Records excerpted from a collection

******************************

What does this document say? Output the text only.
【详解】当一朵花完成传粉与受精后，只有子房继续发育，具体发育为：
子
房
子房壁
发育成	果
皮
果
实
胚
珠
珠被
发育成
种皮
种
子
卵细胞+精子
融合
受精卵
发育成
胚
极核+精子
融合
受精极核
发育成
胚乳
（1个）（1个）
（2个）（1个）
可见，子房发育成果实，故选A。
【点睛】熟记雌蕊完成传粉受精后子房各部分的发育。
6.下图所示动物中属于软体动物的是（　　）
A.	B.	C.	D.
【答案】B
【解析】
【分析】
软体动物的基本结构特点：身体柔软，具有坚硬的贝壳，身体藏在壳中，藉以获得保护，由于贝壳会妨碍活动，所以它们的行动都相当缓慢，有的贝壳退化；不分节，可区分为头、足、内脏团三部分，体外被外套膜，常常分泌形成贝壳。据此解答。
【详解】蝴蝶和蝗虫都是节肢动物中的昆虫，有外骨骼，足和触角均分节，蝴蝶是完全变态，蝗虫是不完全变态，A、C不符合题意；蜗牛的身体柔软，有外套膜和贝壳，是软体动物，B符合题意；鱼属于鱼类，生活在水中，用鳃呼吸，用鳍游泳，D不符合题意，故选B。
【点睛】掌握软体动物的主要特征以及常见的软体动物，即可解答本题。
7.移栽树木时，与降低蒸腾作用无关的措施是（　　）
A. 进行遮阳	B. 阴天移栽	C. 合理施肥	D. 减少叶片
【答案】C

******************************

Exercise aim
Restate the data above word for word.

The result
What does this document say? Output the text only.
【详解】当一朵花完成传粉与受精后，只有子房继续发育，具体发育为：
子
房
子房壁
发育成	果
皮
果
实
胚
珠
珠被
发育成
种皮
种
子
卵细胞+精子
融合
受精卵
发育成
胚
极核+精子
融合
受精极核
发育成
胚乳
（1个）（1个）
（2个）（1个）
可见，子房发育成果实，故选A。
【点睛】熟记雌蕊完成传粉受精后子房各部分的发育。
6.下图所示动物中属于软体动物的是（　　）
A.	B.	C.	D.
【答案】B
【解析】
【分析】
软体动物的基本结构特点：身体柔软，具有坚硬的贝壳，身体藏在壳中，藉以获得保护，由于贝壳会妨碍活动，所以它们的行动都相当缓慢，有的贝壳退化；不分节，可区分为头、足、内脏团三部分，体外被外套膜，常常分泌形成贝壳。据此解答。
【详解】蝴蝶和蝗虫都是节肢动物中的昆虫，有外骨骼，足和触角均分节，蝴蝶是完全变态，蝗虫是不完全变态，A、C不符合题意；蜗牛的身体柔软，有外套膜和贝壳，是软体动物，B符合题意；鱼属于鱼类，生活在水中，用鳃呼吸，用鳍游泳，D不符合题意，故选B。
【点睛】掌握软体动物的主要特征以及常见的软体动物，即可解答本题。
7.移栽树木时，与降低蒸腾作用无关的措施是（　　）
A. 进行遮阳	B. 阴天移栽	C. 合理施肥	D. 减少叶片
【答案】C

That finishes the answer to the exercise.